§ **TASK INPUTS**
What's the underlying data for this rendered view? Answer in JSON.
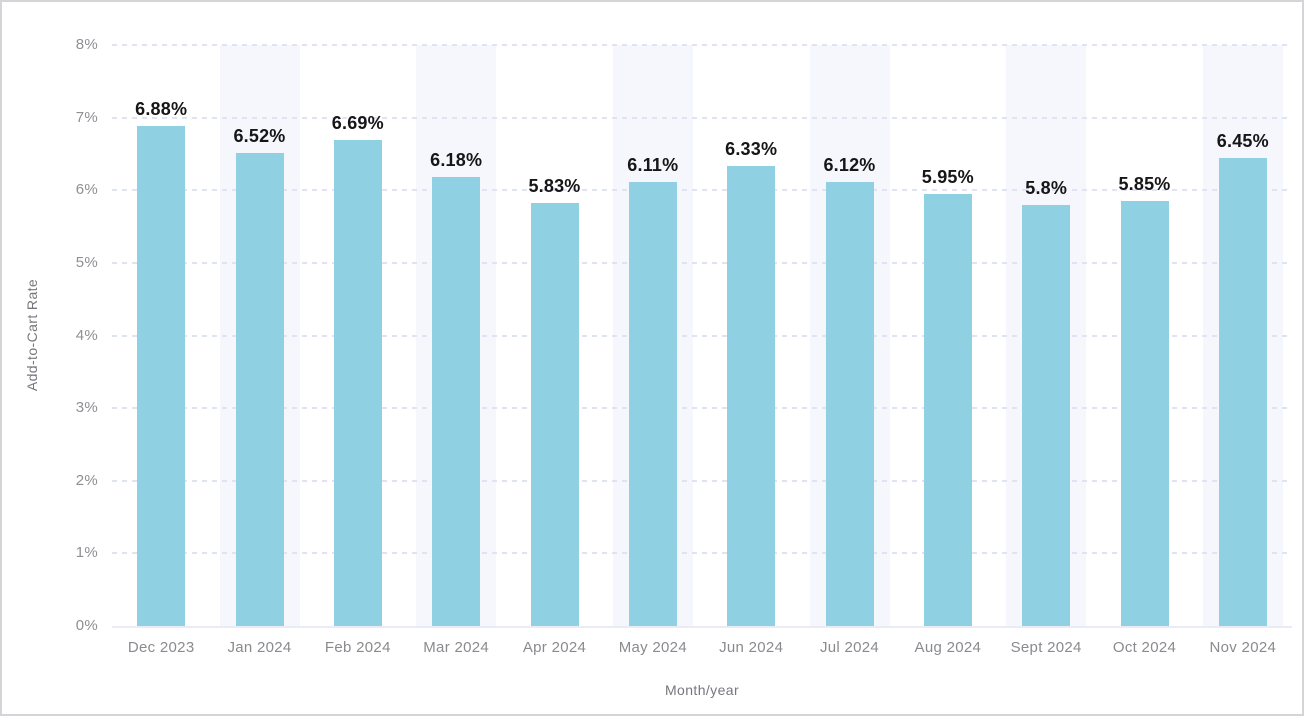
{
  "chart_data": {
    "type": "bar",
    "title": "",
    "xlabel": "Month/year",
    "ylabel": "Add-to-Cart Rate",
    "categories": [
      "Dec 2023",
      "Jan 2024",
      "Feb 2024",
      "Mar 2024",
      "Apr 2024",
      "May 2024",
      "Jun 2024",
      "Jul 2024",
      "Aug 2024",
      "Sept 2024",
      "Oct 2024",
      "Nov 2024"
    ],
    "values": [
      6.88,
      6.52,
      6.69,
      6.18,
      5.83,
      6.11,
      6.33,
      6.12,
      5.95,
      5.8,
      5.85,
      6.45
    ],
    "data_labels": [
      "6.88%",
      "6.52%",
      "6.69%",
      "6.18%",
      "5.83%",
      "6.11%",
      "6.33%",
      "6.12%",
      "5.95%",
      "5.8%",
      "5.85%",
      "6.45%"
    ],
    "ylim": [
      0,
      8
    ],
    "y_tick_labels": [
      "0%",
      "1%",
      "2%",
      "3%",
      "4%",
      "5%",
      "6%",
      "7%",
      "8%"
    ],
    "grid": "horizontal-dashed",
    "legend": "none",
    "column_shading": "alternating odd columns shaded",
    "colors": {
      "bar": "#8fd1e2",
      "band": "#f5f7fc",
      "gridline": "#dfe3f2",
      "baseline": "#e9ecf5",
      "tick_text": "#8f8f94",
      "data_label_text": "#161616",
      "axis_title_text": "#76777c",
      "frame_border": "#d7d4d9",
      "background": "#ffffff"
    }
  }
}
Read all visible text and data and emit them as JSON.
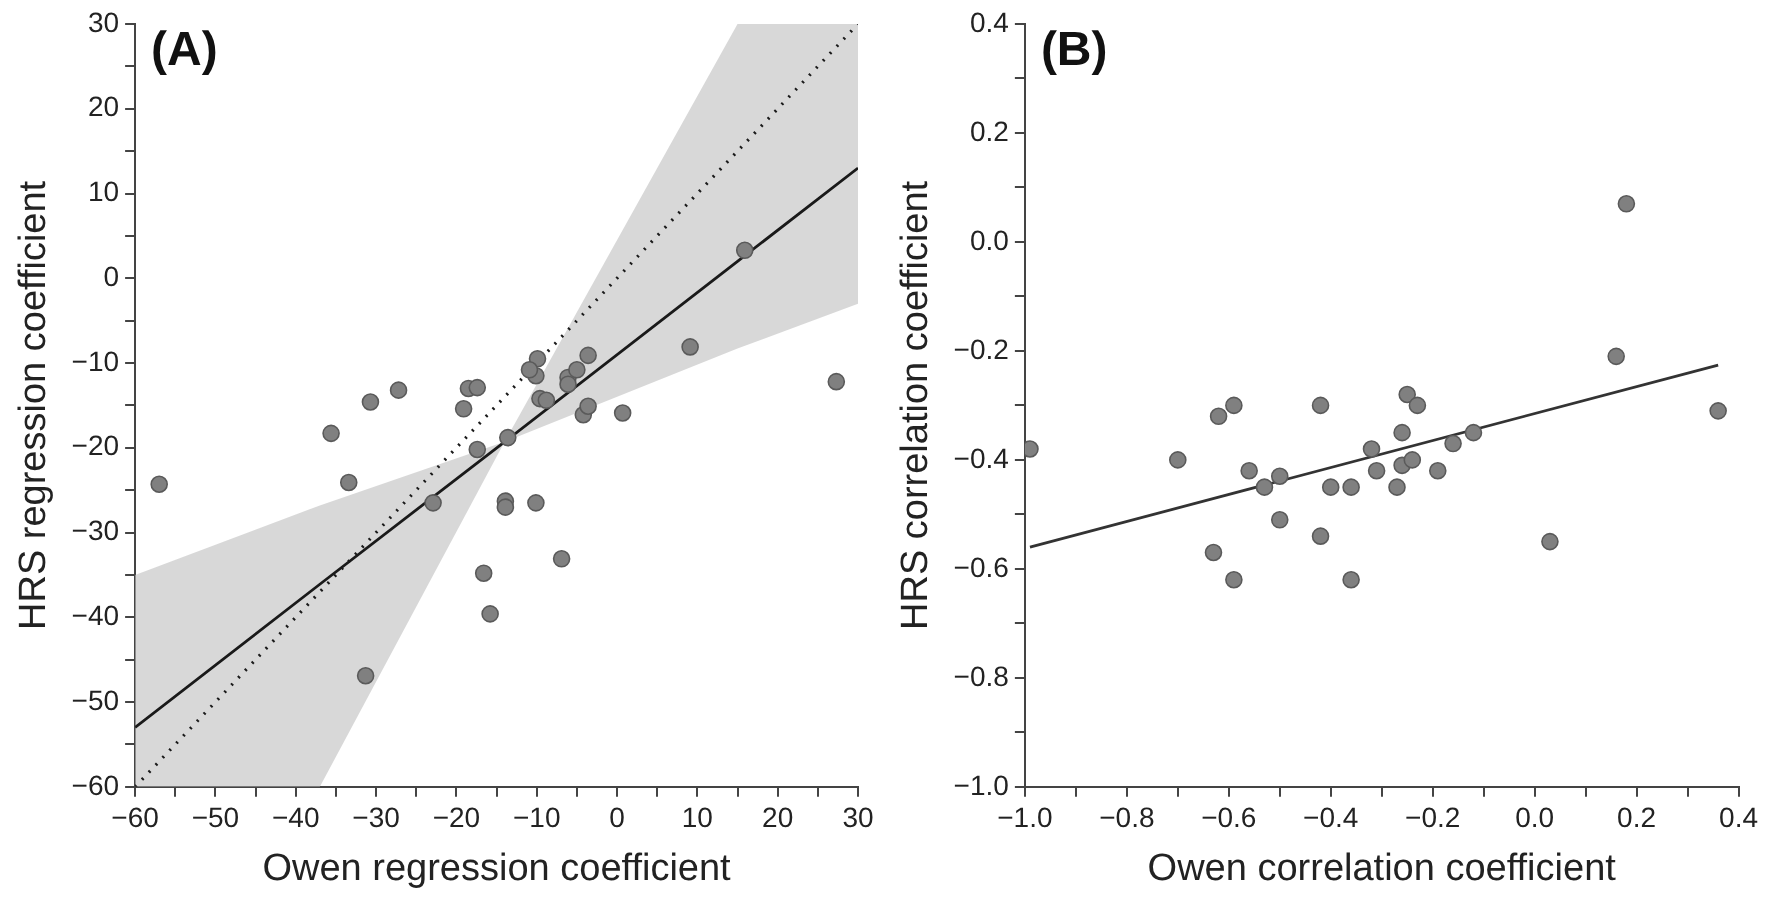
{
  "chart_data": [
    {
      "type": "scatter",
      "xlabel": "Owen regression coefficient",
      "ylabel": "HRS regression coefficient",
      "annotations": [
        "(A)"
      ],
      "marker": "circle",
      "grid": false,
      "xlim": [
        -60,
        30
      ],
      "ylim": [
        -60,
        30
      ],
      "xticks": [
        {
          "value": -60,
          "label": "−60"
        },
        {
          "value": -55,
          "label": null
        },
        {
          "value": -50,
          "label": "−50"
        },
        {
          "value": -45,
          "label": null
        },
        {
          "value": -40,
          "label": "−40"
        },
        {
          "value": -35,
          "label": null
        },
        {
          "value": -30,
          "label": "−30"
        },
        {
          "value": -25,
          "label": null
        },
        {
          "value": -20,
          "label": "−20"
        },
        {
          "value": -15,
          "label": null
        },
        {
          "value": -10,
          "label": "−10"
        },
        {
          "value": -5,
          "label": null
        },
        0,
        {
          "value": 5,
          "label": null
        },
        10,
        {
          "value": 15,
          "label": null
        },
        20,
        {
          "value": 25,
          "label": null
        },
        30
      ],
      "yticks": [
        {
          "value": -60,
          "label": "−60"
        },
        {
          "value": -55,
          "label": null
        },
        {
          "value": -50,
          "label": "−50"
        },
        {
          "value": -45,
          "label": null
        },
        {
          "value": -40,
          "label": "−40"
        },
        {
          "value": -35,
          "label": null
        },
        {
          "value": -30,
          "label": "−30"
        },
        {
          "value": -25,
          "label": null
        },
        {
          "value": -20,
          "label": "−20"
        },
        {
          "value": -15,
          "label": null
        },
        {
          "value": -10,
          "label": "−10"
        },
        {
          "value": -5,
          "label": null
        },
        0,
        {
          "value": 5,
          "label": null
        },
        10,
        {
          "value": 15,
          "label": null
        },
        20,
        {
          "value": 25,
          "label": null
        },
        30
      ],
      "series": [
        {
          "type": "line",
          "color": "#1a1a1a",
          "line_style": "solid",
          "marker": "none",
          "x": [
            -60,
            -37,
            -14,
            15,
            30
          ],
          "values": [
            -53,
            -36.1,
            -19.3,
            2,
            13
          ],
          "lower": [
            -60,
            -60,
            -19.3,
            -8.3,
            -3
          ],
          "upper": [
            -35,
            -26.8,
            -19.3,
            30,
            30
          ]
        },
        {
          "type": "line",
          "color": "#1a1a1a",
          "line_style": "dotted",
          "marker": "none",
          "x": [
            -60,
            30
          ],
          "values": [
            -60,
            30
          ]
        },
        {
          "color": "#808080",
          "x": [
            -57.0,
            -35.6,
            -33.4,
            -30.7,
            -27.2,
            -31.3,
            -18.5,
            -19.1,
            -17.4,
            -17.4,
            -22.9,
            -13.6,
            -16.6,
            -15.8,
            -13.9,
            -13.9,
            -10.1,
            -6.9,
            -10.1,
            -9.9,
            -10.9,
            -9.6,
            -8.8,
            -6.1,
            -6.1,
            -5.0,
            -3.6,
            -4.2,
            -3.6,
            0.7,
            9.1,
            15.9,
            27.3
          ],
          "values": [
            -24.3,
            -18.3,
            -24.1,
            -14.6,
            -13.2,
            -46.9,
            -13.0,
            -15.4,
            -20.2,
            -12.9,
            -26.5,
            -18.8,
            -34.8,
            -39.6,
            -26.3,
            -27.0,
            -26.5,
            -33.1,
            -11.5,
            -9.5,
            -10.8,
            -14.2,
            -14.4,
            -11.7,
            -12.5,
            -10.8,
            -9.1,
            -16.1,
            -15.1,
            -15.9,
            -8.1,
            3.3,
            -12.2
          ]
        }
      ]
    },
    {
      "type": "scatter",
      "xlabel": "Owen correlation coefficient",
      "ylabel": "HRS correlation coefficient",
      "annotations": [
        "(B)"
      ],
      "marker": "circle",
      "grid": false,
      "xlim": [
        -1.0,
        0.4
      ],
      "ylim": [
        -1.0,
        0.4
      ],
      "xticks": [
        {
          "value": -1.0,
          "label": "−1.0"
        },
        {
          "value": -0.9,
          "label": null
        },
        {
          "value": -0.8,
          "label": "−0.8"
        },
        {
          "value": -0.7,
          "label": null
        },
        {
          "value": -0.6,
          "label": "−0.6"
        },
        {
          "value": -0.5,
          "label": null
        },
        {
          "value": -0.4,
          "label": "−0.4"
        },
        {
          "value": -0.3,
          "label": null
        },
        {
          "value": -0.2,
          "label": "−0.2"
        },
        {
          "value": -0.1,
          "label": null
        },
        {
          "value": 0,
          "label": "0.0"
        },
        {
          "value": 0.1,
          "label": null
        },
        {
          "value": 0.2,
          "label": "0.2"
        },
        {
          "value": 0.3,
          "label": null
        },
        {
          "value": 0.4,
          "label": "0.4"
        }
      ],
      "yticks": [
        {
          "value": -1.0,
          "label": "−1.0"
        },
        {
          "value": -0.9,
          "label": null
        },
        {
          "value": -0.8,
          "label": "−0.8"
        },
        {
          "value": -0.7,
          "label": null
        },
        {
          "value": -0.6,
          "label": "−0.6"
        },
        {
          "value": -0.5,
          "label": null
        },
        {
          "value": -0.4,
          "label": "−0.4"
        },
        {
          "value": -0.3,
          "label": null
        },
        {
          "value": -0.2,
          "label": "−0.2"
        },
        {
          "value": -0.1,
          "label": null
        },
        {
          "value": 0,
          "label": "0.0"
        },
        {
          "value": 0.1,
          "label": null
        },
        {
          "value": 0.2,
          "label": "0.2"
        },
        {
          "value": 0.3,
          "label": null
        },
        {
          "value": 0.4,
          "label": "0.4"
        }
      ],
      "series": [
        {
          "type": "line",
          "color": "#333333",
          "line_style": "solid",
          "marker": "none",
          "x": [
            -0.99,
            0.36
          ],
          "values": [
            -0.56,
            -0.226
          ]
        },
        {
          "color": "#808080",
          "x": [
            -0.99,
            -0.7,
            -0.62,
            -0.59,
            -0.56,
            -0.53,
            -0.5,
            -0.5,
            -0.63,
            -0.59,
            -0.42,
            -0.42,
            -0.4,
            -0.36,
            -0.36,
            -0.32,
            -0.31,
            -0.27,
            -0.26,
            -0.26,
            -0.25,
            -0.24,
            -0.23,
            -0.19,
            -0.16,
            -0.12,
            0.03,
            0.16,
            0.18,
            0.36
          ],
          "values": [
            -0.38,
            -0.4,
            -0.32,
            -0.3,
            -0.42,
            -0.45,
            -0.43,
            -0.51,
            -0.57,
            -0.62,
            -0.3,
            -0.54,
            -0.45,
            -0.45,
            -0.62,
            -0.38,
            -0.42,
            -0.45,
            -0.35,
            -0.41,
            -0.28,
            -0.4,
            -0.3,
            -0.42,
            -0.37,
            -0.35,
            -0.55,
            -0.21,
            0.07,
            -0.31
          ]
        }
      ]
    }
  ]
}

§ **TO DO**
Report the count of lines in the entries that contain the string "ylabel", and nothing besides it.

§ **ANSWER BELOW**
3